-- BEGIN EXERCISE DATA --

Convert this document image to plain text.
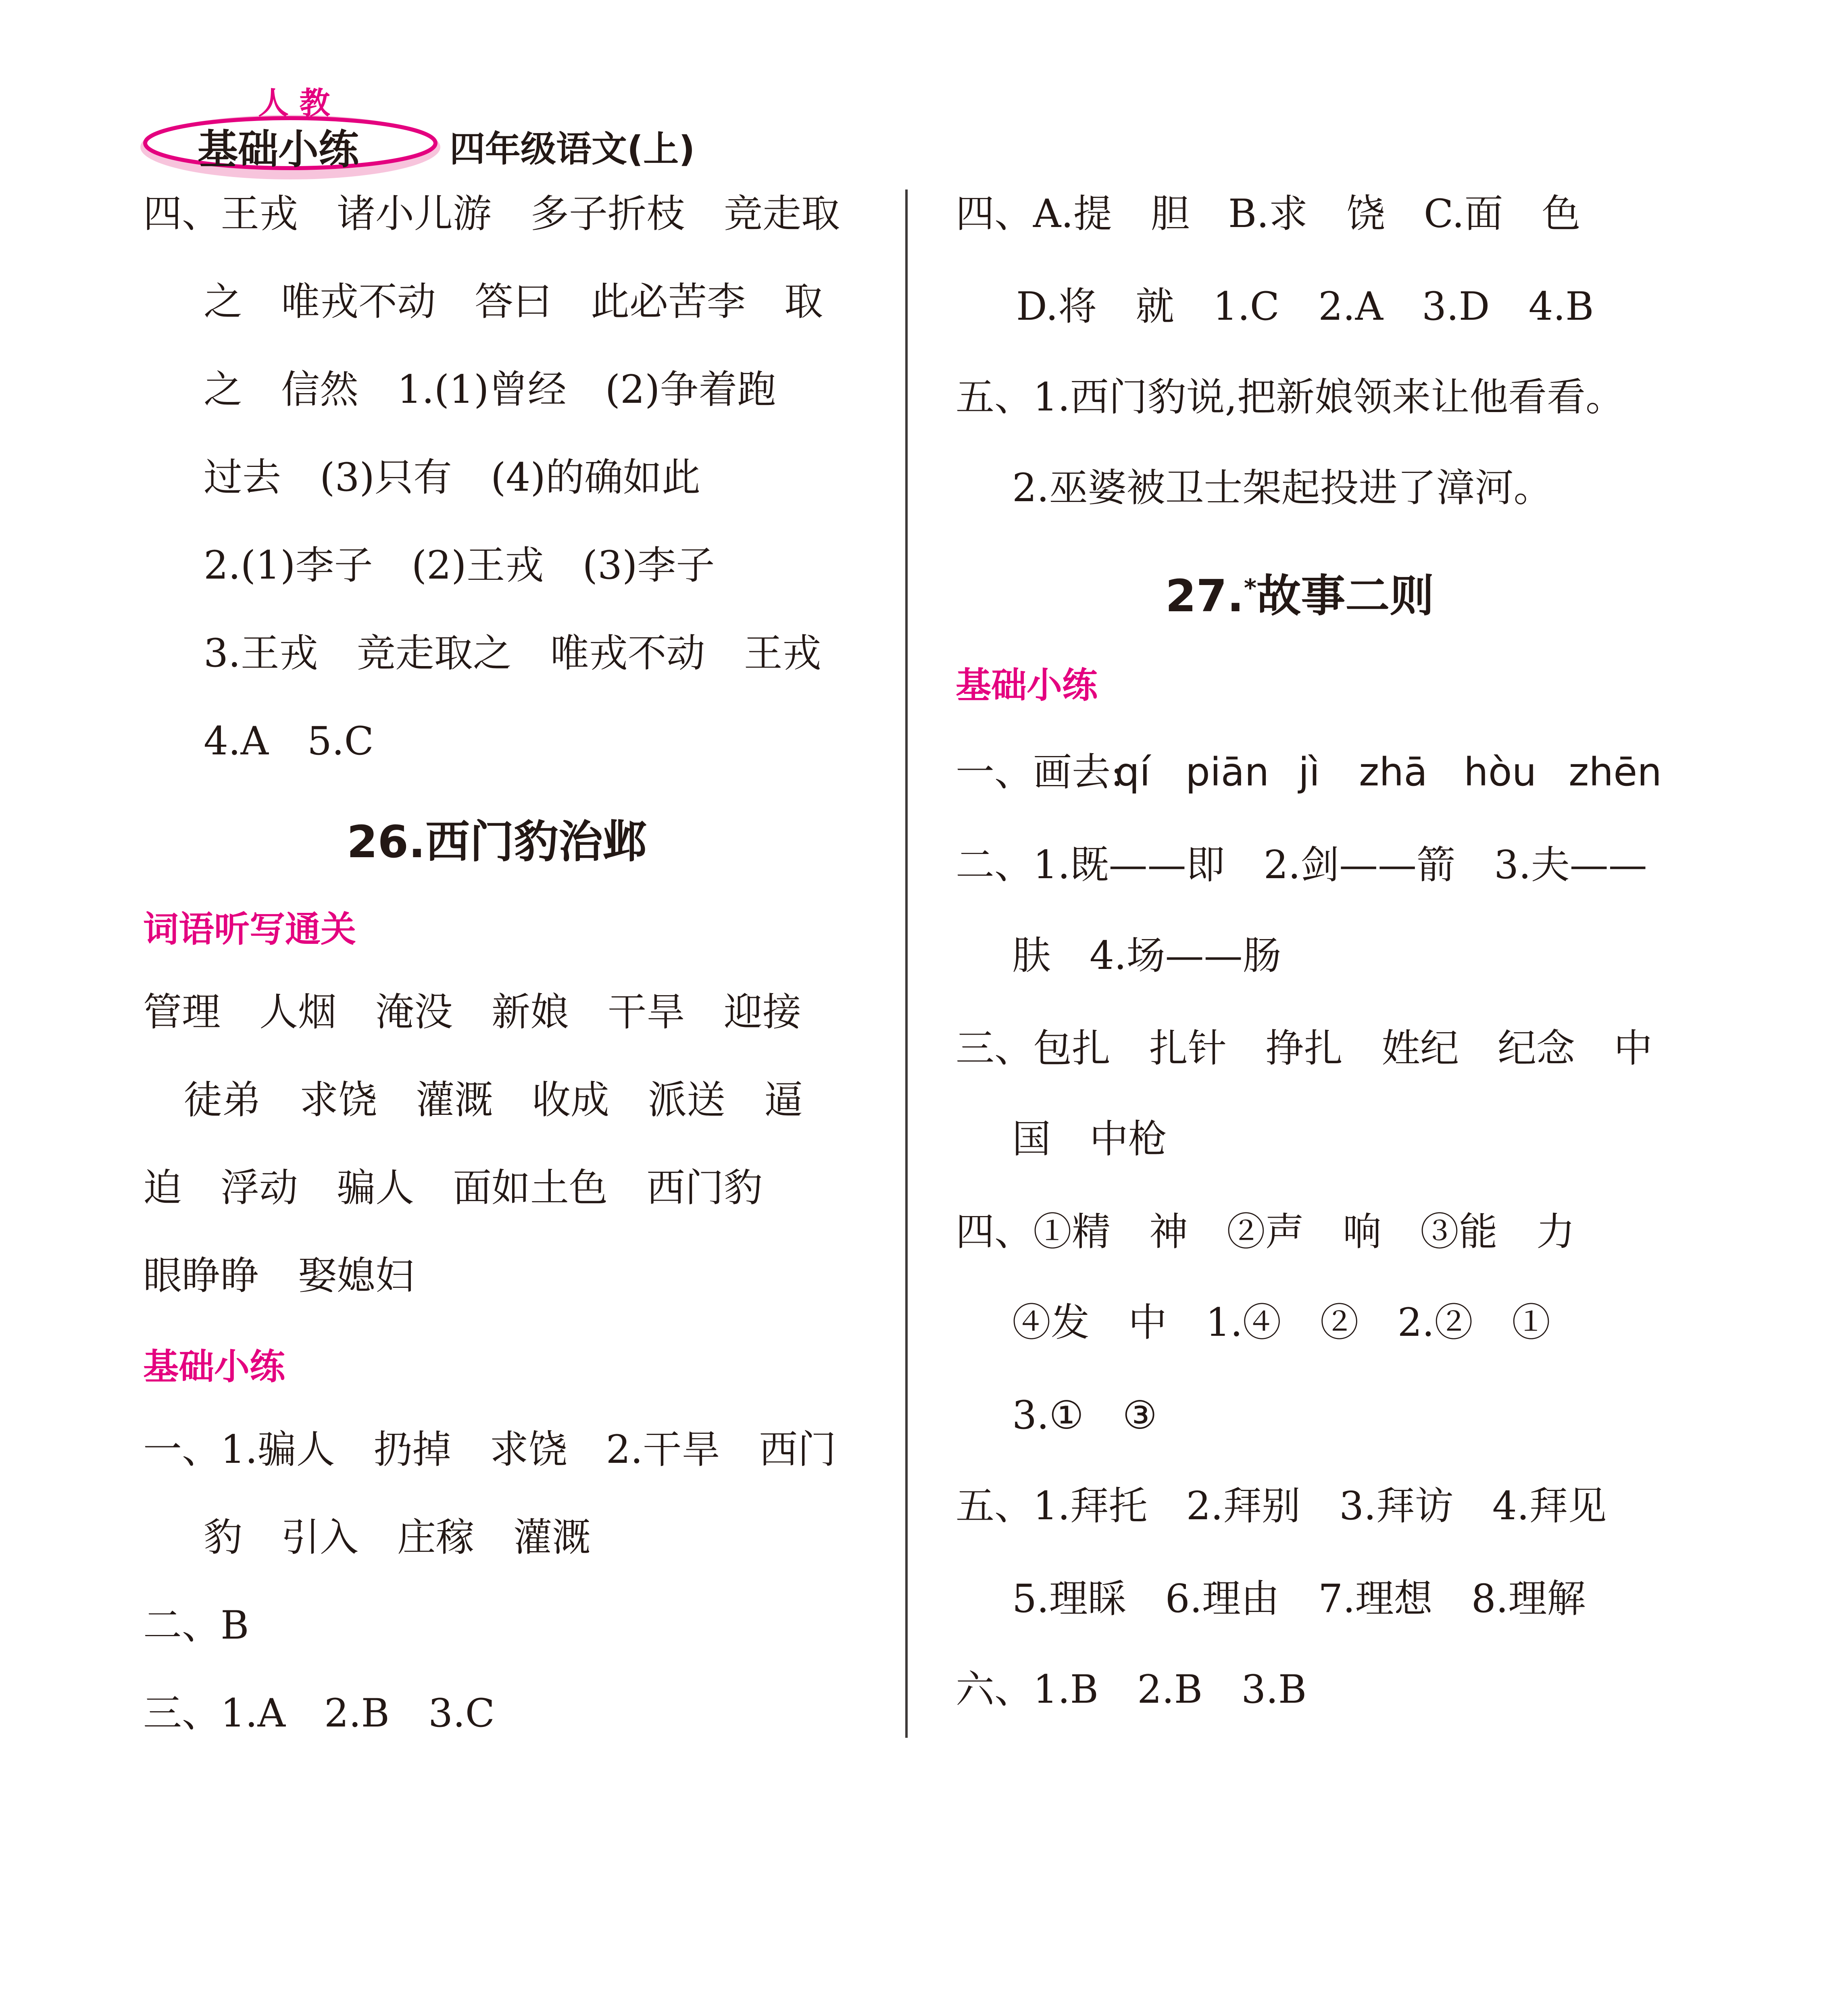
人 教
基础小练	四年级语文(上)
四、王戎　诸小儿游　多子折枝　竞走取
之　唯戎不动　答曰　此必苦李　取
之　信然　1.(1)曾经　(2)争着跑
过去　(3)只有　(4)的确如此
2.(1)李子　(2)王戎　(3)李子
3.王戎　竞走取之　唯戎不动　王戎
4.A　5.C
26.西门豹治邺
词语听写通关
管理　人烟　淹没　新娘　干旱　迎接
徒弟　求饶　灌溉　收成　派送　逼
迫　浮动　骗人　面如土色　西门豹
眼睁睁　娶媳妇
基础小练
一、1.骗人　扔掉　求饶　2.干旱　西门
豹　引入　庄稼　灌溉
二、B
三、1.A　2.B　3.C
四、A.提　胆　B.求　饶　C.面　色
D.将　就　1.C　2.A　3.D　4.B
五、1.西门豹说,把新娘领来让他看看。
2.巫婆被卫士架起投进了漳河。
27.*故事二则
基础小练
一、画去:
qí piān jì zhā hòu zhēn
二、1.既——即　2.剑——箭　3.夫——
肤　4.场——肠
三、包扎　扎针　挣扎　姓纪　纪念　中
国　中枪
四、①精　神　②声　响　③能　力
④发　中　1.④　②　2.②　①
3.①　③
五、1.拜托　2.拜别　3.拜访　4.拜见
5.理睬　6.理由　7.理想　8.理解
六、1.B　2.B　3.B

-- END EXERCISE DATA --

#### [WORK TO DO]
Reproduce each entry precisely. Leave the pictures out.

#### [ANSWER IN FULL]
Convert this document image to plain text.
人 教
基础小练	四年级语文(上)
四、王戎　诸小儿游　多子折枝　竞走取
之　唯戎不动　答曰　此必苦李　取
之　信然　1.(1)曾经　(2)争着跑
过去　(3)只有　(4)的确如此
2.(1)李子　(2)王戎　(3)李子
3.王戎　竞走取之　唯戎不动　王戎
4.A　5.C
26.西门豹治邺
词语听写通关
管理　人烟　淹没　新娘　干旱　迎接
徒弟　求饶　灌溉　收成　派送　逼
迫　浮动　骗人　面如土色　西门豹
眼睁睁　娶媳妇
基础小练
一、1.骗人　扔掉　求饶　2.干旱　西门
豹　引入　庄稼　灌溉
二、B
三、1.A　2.B　3.C
四、A.提　胆　B.求　饶　C.面　色
D.将　就　1.C　2.A　3.D　4.B
五、1.西门豹说,把新娘领来让他看看。
2.巫婆被卫士架起投进了漳河。
27.*故事二则
基础小练
一、画去:
qí piān jì zhā hòu zhēn
二、1.既——即　2.剑——箭　3.夫——
肤　4.场——肠
三、包扎　扎针　挣扎　姓纪　纪念　中
国　中枪
四、①精　神　②声　响　③能　力
④发　中　1.④　②　2.②　①
3.①　③
五、1.拜托　2.拜别　3.拜访　4.拜见
5.理睬　6.理由　7.理想　8.理解
六、1.B　2.B　3.B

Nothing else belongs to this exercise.